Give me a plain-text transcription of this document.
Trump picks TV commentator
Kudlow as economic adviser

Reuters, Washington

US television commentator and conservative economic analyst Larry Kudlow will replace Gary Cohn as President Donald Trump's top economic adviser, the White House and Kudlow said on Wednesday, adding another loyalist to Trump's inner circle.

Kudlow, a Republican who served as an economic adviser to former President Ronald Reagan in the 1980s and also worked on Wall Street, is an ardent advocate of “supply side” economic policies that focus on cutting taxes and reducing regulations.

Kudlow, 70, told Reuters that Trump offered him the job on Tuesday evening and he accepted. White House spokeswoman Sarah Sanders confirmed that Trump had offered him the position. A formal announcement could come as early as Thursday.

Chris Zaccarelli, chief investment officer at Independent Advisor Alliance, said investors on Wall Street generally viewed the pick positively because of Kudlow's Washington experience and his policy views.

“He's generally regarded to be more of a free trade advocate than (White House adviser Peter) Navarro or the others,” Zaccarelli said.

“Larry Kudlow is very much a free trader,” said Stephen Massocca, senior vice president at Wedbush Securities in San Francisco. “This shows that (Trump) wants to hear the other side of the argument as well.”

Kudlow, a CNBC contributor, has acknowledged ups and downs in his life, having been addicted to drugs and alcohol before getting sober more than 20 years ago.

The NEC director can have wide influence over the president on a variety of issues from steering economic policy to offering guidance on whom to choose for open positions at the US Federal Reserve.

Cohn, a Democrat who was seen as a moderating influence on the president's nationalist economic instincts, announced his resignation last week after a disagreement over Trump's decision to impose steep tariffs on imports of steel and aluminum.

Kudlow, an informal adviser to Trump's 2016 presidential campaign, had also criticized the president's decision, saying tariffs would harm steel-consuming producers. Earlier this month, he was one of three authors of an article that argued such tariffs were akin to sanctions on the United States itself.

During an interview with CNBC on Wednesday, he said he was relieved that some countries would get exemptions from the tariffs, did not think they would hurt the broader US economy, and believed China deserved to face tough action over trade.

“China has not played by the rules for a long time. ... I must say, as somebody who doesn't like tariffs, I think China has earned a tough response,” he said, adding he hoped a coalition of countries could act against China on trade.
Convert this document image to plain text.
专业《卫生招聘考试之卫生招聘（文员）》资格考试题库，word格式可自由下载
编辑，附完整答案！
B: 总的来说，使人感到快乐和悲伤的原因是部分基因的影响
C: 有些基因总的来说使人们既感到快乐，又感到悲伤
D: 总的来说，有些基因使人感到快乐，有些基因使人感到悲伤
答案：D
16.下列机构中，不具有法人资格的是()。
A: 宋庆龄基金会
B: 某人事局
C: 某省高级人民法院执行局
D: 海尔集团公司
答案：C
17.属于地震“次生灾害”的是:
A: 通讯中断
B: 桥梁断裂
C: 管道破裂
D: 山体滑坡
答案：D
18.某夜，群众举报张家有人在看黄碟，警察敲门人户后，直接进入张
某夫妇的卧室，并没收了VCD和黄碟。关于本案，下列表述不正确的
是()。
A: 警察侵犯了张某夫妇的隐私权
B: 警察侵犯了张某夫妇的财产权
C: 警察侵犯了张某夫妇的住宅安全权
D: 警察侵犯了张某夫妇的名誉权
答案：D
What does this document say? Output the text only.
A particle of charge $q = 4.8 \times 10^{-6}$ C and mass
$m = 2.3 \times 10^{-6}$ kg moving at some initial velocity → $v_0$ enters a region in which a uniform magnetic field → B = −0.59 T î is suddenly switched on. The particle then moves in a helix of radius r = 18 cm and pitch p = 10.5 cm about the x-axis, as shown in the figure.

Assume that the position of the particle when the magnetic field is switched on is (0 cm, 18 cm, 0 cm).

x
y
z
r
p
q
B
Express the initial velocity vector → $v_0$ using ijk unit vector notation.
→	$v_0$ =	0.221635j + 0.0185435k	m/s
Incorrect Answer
--------------------------------
• _AIM OF THE TASK_: Please copy out each record, character for character.

• _THE RESULT_:
Give me a plain-text transcription of this document.
Trump picks TV commentator
Kudlow as economic adviser

Reuters, Washington

US television commentator and conservative economic analyst Larry Kudlow will replace Gary Cohn as President Donald Trump's top economic adviser, the White House and Kudlow said on Wednesday, adding another loyalist to Trump's inner circle.

Kudlow, a Republican who served as an economic adviser to former President Ronald Reagan in the 1980s and also worked on Wall Street, is an ardent advocate of “supply side” economic policies that focus on cutting taxes and reducing regulations.

Kudlow, 70, told Reuters that Trump offered him the job on Tuesday evening and he accepted. White House spokeswoman Sarah Sanders confirmed that Trump had offered him the position. A formal announcement could come as early as Thursday.

Chris Zaccarelli, chief investment officer at Independent Advisor Alliance, said investors on Wall Street generally viewed the pick positively because of Kudlow's Washington experience and his policy views.

“He's generally regarded to be more of a free trade advocate than (White House adviser Peter) Navarro or the others,” Zaccarelli said.

“Larry Kudlow is very much a free trader,” said Stephen Massocca, senior vice president at Wedbush Securities in San Francisco. “This shows that (Trump) wants to hear the other side of the argument as well.”

Kudlow, a CNBC contributor, has acknowledged ups and downs in his life, having been addicted to drugs and alcohol before getting sober more than 20 years ago.

The NEC director can have wide influence over the president on a variety of issues from steering economic policy to offering guidance on whom to choose for open positions at the US Federal Reserve.

Cohn, a Democrat who was seen as a moderating influence on the president's nationalist economic instincts, announced his resignation last week after a disagreement over Trump's decision to impose steep tariffs on imports of steel and aluminum.

Kudlow, an informal adviser to Trump's 2016 presidential campaign, had also criticized the president's decision, saying tariffs would harm steel-consuming producers. Earlier this month, he was one of three authors of an article that argued such tariffs were akin to sanctions on the United States itself.

During an interview with CNBC on Wednesday, he said he was relieved that some countries would get exemptions from the tariffs, did not think they would hurt the broader US economy, and believed China deserved to face tough action over trade.

“China has not played by the rules for a long time. ... I must say, as somebody who doesn't like tariffs, I think China has earned a tough response,” he said, adding he hoped a coalition of countries could act against China on trade.
Convert this document image to plain text.
专业《卫生招聘考试之卫生招聘（文员）》资格考试题库，word格式可自由下载
编辑，附完整答案！
B: 总的来说，使人感到快乐和悲伤的原因是部分基因的影响
C: 有些基因总的来说使人们既感到快乐，又感到悲伤
D: 总的来说，有些基因使人感到快乐，有些基因使人感到悲伤
答案：D
16.下列机构中，不具有法人资格的是()。
A: 宋庆龄基金会
B: 某人事局
C: 某省高级人民法院执行局
D: 海尔集团公司
答案：C
17.属于地震“次生灾害”的是:
A: 通讯中断
B: 桥梁断裂
C: 管道破裂
D: 山体滑坡
答案：D
18.某夜，群众举报张家有人在看黄碟，警察敲门人户后，直接进入张
某夫妇的卧室，并没收了VCD和黄碟。关于本案，下列表述不正确的
是()。
A: 警察侵犯了张某夫妇的隐私权
B: 警察侵犯了张某夫妇的财产权
C: 警察侵犯了张某夫妇的住宅安全权
D: 警察侵犯了张某夫妇的名誉权
答案：D
What does this document say? Output the text only.
A particle of charge $q = 4.8 \times 10^{-6}$ C and mass
$m = 2.3 \times 10^{-6}$ kg moving at some initial velocity → $v_0$ enters a region in which a uniform magnetic field → B = −0.59 T î is suddenly switched on. The particle then moves in a helix of radius r = 18 cm and pitch p = 10.5 cm about the x-axis, as shown in the figure.

Assume that the position of the particle when the magnetic field is switched on is (0 cm, 18 cm, 0 cm).

x
y
z
r
p
q
B
Express the initial velocity vector → $v_0$ using ijk unit vector notation.
→	$v_0$ =	0.221635j + 0.0185435k	m/s
Incorrect Answer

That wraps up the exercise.